What you will do → Every record below is to be retyped exactly.

Extracted information →

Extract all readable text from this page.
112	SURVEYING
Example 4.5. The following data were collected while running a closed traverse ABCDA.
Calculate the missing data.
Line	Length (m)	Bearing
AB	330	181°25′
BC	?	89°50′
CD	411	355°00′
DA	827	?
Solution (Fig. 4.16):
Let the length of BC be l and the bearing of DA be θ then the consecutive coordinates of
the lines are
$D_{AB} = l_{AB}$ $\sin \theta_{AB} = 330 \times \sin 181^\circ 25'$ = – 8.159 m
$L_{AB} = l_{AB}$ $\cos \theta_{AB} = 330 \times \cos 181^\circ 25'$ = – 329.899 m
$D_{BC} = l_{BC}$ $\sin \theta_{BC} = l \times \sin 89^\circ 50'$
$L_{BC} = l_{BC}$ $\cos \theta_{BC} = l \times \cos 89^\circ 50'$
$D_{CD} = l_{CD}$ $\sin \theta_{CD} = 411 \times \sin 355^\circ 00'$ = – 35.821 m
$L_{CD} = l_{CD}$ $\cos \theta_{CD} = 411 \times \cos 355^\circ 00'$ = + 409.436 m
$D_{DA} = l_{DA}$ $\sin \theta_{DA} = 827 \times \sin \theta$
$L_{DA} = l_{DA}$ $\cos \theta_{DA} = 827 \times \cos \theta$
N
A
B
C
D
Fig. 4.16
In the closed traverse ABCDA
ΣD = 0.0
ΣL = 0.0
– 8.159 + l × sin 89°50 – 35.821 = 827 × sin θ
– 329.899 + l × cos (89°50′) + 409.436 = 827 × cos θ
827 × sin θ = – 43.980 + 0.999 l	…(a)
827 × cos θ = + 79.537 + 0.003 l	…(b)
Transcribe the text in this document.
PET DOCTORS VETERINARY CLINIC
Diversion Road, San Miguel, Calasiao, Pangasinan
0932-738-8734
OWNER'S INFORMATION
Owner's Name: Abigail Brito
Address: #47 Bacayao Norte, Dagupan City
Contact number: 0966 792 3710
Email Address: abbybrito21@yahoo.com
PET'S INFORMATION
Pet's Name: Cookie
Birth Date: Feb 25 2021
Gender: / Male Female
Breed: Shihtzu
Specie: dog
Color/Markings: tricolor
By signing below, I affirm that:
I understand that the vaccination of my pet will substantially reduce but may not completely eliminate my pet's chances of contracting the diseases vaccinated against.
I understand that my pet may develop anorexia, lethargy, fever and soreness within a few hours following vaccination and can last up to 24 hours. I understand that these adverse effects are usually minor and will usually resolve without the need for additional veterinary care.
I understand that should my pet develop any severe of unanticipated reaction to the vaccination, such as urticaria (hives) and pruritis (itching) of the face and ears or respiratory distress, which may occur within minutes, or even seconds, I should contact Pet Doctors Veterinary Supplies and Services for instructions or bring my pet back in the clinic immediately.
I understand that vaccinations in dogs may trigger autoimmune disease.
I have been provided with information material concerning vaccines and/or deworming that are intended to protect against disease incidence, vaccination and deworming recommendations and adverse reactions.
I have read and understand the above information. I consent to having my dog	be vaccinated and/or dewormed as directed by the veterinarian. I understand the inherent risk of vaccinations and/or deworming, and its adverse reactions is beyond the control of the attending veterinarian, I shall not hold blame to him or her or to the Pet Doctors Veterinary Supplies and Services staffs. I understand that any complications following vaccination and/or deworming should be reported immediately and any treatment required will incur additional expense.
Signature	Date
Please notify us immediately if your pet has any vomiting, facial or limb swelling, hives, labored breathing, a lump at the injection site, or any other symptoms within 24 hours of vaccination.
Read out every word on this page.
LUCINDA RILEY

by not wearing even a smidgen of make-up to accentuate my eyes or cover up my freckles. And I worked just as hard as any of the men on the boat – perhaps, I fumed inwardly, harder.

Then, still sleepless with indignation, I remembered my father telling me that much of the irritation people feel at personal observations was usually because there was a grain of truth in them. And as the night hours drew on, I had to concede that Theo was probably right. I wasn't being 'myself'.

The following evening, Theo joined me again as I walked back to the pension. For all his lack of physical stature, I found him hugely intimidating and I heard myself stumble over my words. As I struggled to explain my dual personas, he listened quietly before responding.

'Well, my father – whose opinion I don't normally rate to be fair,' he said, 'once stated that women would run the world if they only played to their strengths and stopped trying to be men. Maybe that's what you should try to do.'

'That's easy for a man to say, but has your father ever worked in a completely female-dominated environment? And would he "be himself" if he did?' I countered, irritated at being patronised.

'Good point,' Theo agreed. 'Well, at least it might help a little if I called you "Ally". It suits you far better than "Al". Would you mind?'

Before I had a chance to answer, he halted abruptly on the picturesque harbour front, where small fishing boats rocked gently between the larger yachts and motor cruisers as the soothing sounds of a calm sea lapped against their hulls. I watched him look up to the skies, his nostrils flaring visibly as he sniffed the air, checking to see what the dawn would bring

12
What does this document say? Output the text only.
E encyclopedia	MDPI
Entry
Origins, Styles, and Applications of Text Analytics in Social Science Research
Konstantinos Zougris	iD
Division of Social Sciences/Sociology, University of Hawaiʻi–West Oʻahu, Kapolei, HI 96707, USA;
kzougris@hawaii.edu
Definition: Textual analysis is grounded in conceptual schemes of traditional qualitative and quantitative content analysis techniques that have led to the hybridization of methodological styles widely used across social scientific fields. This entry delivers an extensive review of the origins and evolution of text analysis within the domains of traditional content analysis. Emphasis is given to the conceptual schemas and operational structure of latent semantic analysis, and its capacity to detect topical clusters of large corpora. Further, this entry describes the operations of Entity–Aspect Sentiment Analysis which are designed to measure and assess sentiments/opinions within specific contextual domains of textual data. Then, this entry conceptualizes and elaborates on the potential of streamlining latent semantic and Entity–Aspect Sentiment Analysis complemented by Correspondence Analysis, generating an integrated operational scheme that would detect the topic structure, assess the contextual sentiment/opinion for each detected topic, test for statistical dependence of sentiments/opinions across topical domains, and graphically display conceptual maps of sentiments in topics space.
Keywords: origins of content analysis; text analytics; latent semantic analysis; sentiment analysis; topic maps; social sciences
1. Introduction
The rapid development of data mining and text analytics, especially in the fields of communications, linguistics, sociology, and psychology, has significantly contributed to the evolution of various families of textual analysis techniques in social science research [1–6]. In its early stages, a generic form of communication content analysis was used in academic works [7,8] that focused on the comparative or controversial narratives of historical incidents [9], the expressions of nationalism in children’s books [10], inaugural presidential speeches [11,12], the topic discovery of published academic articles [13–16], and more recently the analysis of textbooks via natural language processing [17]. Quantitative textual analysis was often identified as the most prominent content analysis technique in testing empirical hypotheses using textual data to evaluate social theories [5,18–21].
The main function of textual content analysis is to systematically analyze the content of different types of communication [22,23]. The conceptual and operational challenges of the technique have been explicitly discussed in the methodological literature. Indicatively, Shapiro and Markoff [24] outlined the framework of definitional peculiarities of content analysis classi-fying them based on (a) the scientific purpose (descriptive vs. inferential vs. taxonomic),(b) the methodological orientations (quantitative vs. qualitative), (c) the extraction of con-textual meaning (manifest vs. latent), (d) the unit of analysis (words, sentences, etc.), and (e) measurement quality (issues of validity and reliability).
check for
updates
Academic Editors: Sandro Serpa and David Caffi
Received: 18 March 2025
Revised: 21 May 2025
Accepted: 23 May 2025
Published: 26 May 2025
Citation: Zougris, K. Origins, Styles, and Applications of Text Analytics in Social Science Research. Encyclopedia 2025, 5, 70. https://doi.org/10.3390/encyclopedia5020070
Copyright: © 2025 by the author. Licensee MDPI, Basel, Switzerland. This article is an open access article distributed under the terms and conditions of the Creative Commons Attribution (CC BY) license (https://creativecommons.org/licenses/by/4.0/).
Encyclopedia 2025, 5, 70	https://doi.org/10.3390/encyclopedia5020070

Result for this exercise →
Extract all readable text from this page.
112	SURVEYING
Example 4.5. The following data were collected while running a closed traverse ABCDA.
Calculate the missing data.
Line	Length (m)	Bearing
AB	330	181°25′
BC	?	89°50′
CD	411	355°00′
DA	827	?
Solution (Fig. 4.16):
Let the length of BC be l and the bearing of DA be θ then the consecutive coordinates of
the lines are
$D_{AB} = l_{AB}$ $\sin \theta_{AB} = 330 \times \sin 181^\circ 25'$ = – 8.159 m
$L_{AB} = l_{AB}$ $\cos \theta_{AB} = 330 \times \cos 181^\circ 25'$ = – 329.899 m
$D_{BC} = l_{BC}$ $\sin \theta_{BC} = l \times \sin 89^\circ 50'$
$L_{BC} = l_{BC}$ $\cos \theta_{BC} = l \times \cos 89^\circ 50'$
$D_{CD} = l_{CD}$ $\sin \theta_{CD} = 411 \times \sin 355^\circ 00'$ = – 35.821 m
$L_{CD} = l_{CD}$ $\cos \theta_{CD} = 411 \times \cos 355^\circ 00'$ = + 409.436 m
$D_{DA} = l_{DA}$ $\sin \theta_{DA} = 827 \times \sin \theta$
$L_{DA} = l_{DA}$ $\cos \theta_{DA} = 827 \times \cos \theta$
N
A
B
C
D
Fig. 4.16
In the closed traverse ABCDA
ΣD = 0.0
ΣL = 0.0
– 8.159 + l × sin 89°50 – 35.821 = 827 × sin θ
– 329.899 + l × cos (89°50′) + 409.436 = 827 × cos θ
827 × sin θ = – 43.980 + 0.999 l	…(a)
827 × cos θ = + 79.537 + 0.003 l	…(b)
Transcribe the text in this document.
PET DOCTORS VETERINARY CLINIC
Diversion Road, San Miguel, Calasiao, Pangasinan
0932-738-8734
OWNER'S INFORMATION
Owner's Name: Abigail Brito
Address: #47 Bacayao Norte, Dagupan City
Contact number: 0966 792 3710
Email Address: abbybrito21@yahoo.com
PET'S INFORMATION
Pet's Name: Cookie
Birth Date: Feb 25 2021
Gender: / Male Female
Breed: Shihtzu
Specie: dog
Color/Markings: tricolor
By signing below, I affirm that:
I understand that the vaccination of my pet will substantially reduce but may not completely eliminate my pet's chances of contracting the diseases vaccinated against.
I understand that my pet may develop anorexia, lethargy, fever and soreness within a few hours following vaccination and can last up to 24 hours. I understand that these adverse effects are usually minor and will usually resolve without the need for additional veterinary care.
I understand that should my pet develop any severe of unanticipated reaction to the vaccination, such as urticaria (hives) and pruritis (itching) of the face and ears or respiratory distress, which may occur within minutes, or even seconds, I should contact Pet Doctors Veterinary Supplies and Services for instructions or bring my pet back in the clinic immediately.
I understand that vaccinations in dogs may trigger autoimmune disease.
I have been provided with information material concerning vaccines and/or deworming that are intended to protect against disease incidence, vaccination and deworming recommendations and adverse reactions.
I have read and understand the above information. I consent to having my dog	be vaccinated and/or dewormed as directed by the veterinarian. I understand the inherent risk of vaccinations and/or deworming, and its adverse reactions is beyond the control of the attending veterinarian, I shall not hold blame to him or her or to the Pet Doctors Veterinary Supplies and Services staffs. I understand that any complications following vaccination and/or deworming should be reported immediately and any treatment required will incur additional expense.
Signature	Date
Please notify us immediately if your pet has any vomiting, facial or limb swelling, hives, labored breathing, a lump at the injection site, or any other symptoms within 24 hours of vaccination.
Read out every word on this page.
LUCINDA RILEY

by not wearing even a smidgen of make-up to accentuate my eyes or cover up my freckles. And I worked just as hard as any of the men on the boat – perhaps, I fumed inwardly, harder.

Then, still sleepless with indignation, I remembered my father telling me that much of the irritation people feel at personal observations was usually because there was a grain of truth in them. And as the night hours drew on, I had to concede that Theo was probably right. I wasn't being 'myself'.

The following evening, Theo joined me again as I walked back to the pension. For all his lack of physical stature, I found him hugely intimidating and I heard myself stumble over my words. As I struggled to explain my dual personas, he listened quietly before responding.

'Well, my father – whose opinion I don't normally rate to be fair,' he said, 'once stated that women would run the world if they only played to their strengths and stopped trying to be men. Maybe that's what you should try to do.'

'That's easy for a man to say, but has your father ever worked in a completely female-dominated environment? And would he "be himself" if he did?' I countered, irritated at being patronised.

'Good point,' Theo agreed. 'Well, at least it might help a little if I called you "Ally". It suits you far better than "Al". Would you mind?'

Before I had a chance to answer, he halted abruptly on the picturesque harbour front, where small fishing boats rocked gently between the larger yachts and motor cruisers as the soothing sounds of a calm sea lapped against their hulls. I watched him look up to the skies, his nostrils flaring visibly as he sniffed the air, checking to see what the dawn would bring

12
What does this document say? Output the text only.
E encyclopedia	MDPI
Entry
Origins, Styles, and Applications of Text Analytics in Social Science Research
Konstantinos Zougris	iD
Division of Social Sciences/Sociology, University of Hawaiʻi–West Oʻahu, Kapolei, HI 96707, USA;
kzougris@hawaii.edu
Definition: Textual analysis is grounded in conceptual schemes of traditional qualitative and quantitative content analysis techniques that have led to the hybridization of methodological styles widely used across social scientific fields. This entry delivers an extensive review of the origins and evolution of text analysis within the domains of traditional content analysis. Emphasis is given to the conceptual schemas and operational structure of latent semantic analysis, and its capacity to detect topical clusters of large corpora. Further, this entry describes the operations of Entity–Aspect Sentiment Analysis which are designed to measure and assess sentiments/opinions within specific contextual domains of textual data. Then, this entry conceptualizes and elaborates on the potential of streamlining latent semantic and Entity–Aspect Sentiment Analysis complemented by Correspondence Analysis, generating an integrated operational scheme that would detect the topic structure, assess the contextual sentiment/opinion for each detected topic, test for statistical dependence of sentiments/opinions across topical domains, and graphically display conceptual maps of sentiments in topics space.
Keywords: origins of content analysis; text analytics; latent semantic analysis; sentiment analysis; topic maps; social sciences
1. Introduction
The rapid development of data mining and text analytics, especially in the fields of communications, linguistics, sociology, and psychology, has significantly contributed to the evolution of various families of textual analysis techniques in social science research [1–6]. In its early stages, a generic form of communication content analysis was used in academic works [7,8] that focused on the comparative or controversial narratives of historical incidents [9], the expressions of nationalism in children’s books [10], inaugural presidential speeches [11,12], the topic discovery of published academic articles [13–16], and more recently the analysis of textbooks via natural language processing [17]. Quantitative textual analysis was often identified as the most prominent content analysis technique in testing empirical hypotheses using textual data to evaluate social theories [5,18–21].
The main function of textual content analysis is to systematically analyze the content of different types of communication [22,23]. The conceptual and operational challenges of the technique have been explicitly discussed in the methodological literature. Indicatively, Shapiro and Markoff [24] outlined the framework of definitional peculiarities of content analysis classi-fying them based on (a) the scientific purpose (descriptive vs. inferential vs. taxonomic),(b) the methodological orientations (quantitative vs. qualitative), (c) the extraction of con-textual meaning (manifest vs. latent), (d) the unit of analysis (words, sentences, etc.), and (e) measurement quality (issues of validity and reliability).
check for
updates
Academic Editors: Sandro Serpa and David Caffi
Received: 18 March 2025
Revised: 21 May 2025
Accepted: 23 May 2025
Published: 26 May 2025
Citation: Zougris, K. Origins, Styles, and Applications of Text Analytics in Social Science Research. Encyclopedia 2025, 5, 70. https://doi.org/10.3390/encyclopedia5020070
Copyright: © 2025 by the author. Licensee MDPI, Basel, Switzerland. This article is an open access article distributed under the terms and conditions of the Creative Commons Attribution (CC BY) license (https://creativecommons.org/licenses/by/4.0/).
Encyclopedia 2025, 5, 70	https://doi.org/10.3390/encyclopedia5020070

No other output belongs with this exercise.